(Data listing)

......

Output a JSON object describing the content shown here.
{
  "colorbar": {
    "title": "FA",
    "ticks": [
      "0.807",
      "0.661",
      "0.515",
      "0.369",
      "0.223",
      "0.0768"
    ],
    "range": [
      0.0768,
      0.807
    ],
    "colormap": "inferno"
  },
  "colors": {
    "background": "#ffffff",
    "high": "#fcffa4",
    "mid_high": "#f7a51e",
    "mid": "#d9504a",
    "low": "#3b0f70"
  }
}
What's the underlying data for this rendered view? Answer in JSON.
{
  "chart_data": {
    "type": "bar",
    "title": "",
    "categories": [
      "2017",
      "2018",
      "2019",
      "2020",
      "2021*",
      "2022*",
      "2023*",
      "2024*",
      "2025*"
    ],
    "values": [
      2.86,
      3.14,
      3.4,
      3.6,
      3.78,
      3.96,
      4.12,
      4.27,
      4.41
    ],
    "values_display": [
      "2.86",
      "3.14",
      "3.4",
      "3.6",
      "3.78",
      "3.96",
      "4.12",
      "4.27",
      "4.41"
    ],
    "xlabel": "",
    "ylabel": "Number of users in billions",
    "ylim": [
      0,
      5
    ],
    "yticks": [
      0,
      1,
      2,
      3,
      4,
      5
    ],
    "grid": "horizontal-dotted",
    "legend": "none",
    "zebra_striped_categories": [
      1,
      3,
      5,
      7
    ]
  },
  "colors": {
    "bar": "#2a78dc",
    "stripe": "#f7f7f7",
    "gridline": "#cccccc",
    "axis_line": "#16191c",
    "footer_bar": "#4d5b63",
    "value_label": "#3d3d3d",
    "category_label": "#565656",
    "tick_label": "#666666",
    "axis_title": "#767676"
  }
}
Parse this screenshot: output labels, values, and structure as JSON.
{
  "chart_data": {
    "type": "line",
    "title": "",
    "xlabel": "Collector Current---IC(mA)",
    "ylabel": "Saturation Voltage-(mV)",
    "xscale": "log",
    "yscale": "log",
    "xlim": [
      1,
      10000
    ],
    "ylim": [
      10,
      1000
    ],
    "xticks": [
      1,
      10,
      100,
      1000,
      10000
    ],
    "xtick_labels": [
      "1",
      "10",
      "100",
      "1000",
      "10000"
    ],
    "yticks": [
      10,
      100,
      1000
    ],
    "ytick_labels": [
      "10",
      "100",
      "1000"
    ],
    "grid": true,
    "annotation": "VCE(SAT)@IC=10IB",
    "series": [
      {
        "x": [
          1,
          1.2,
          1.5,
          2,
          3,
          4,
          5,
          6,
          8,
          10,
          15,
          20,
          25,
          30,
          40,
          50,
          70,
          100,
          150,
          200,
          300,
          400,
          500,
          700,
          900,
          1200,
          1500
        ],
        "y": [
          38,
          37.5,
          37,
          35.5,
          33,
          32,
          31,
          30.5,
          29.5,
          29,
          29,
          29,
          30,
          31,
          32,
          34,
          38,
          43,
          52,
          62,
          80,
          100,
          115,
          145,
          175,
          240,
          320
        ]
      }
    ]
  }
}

......

Problem to work on -> Filter the listing above by the word "ylabel"; copy each line that passes.

Task response ->
    "ylabel": "Number of users in billions",
    "ylabel": "Saturation Voltage-(mV)",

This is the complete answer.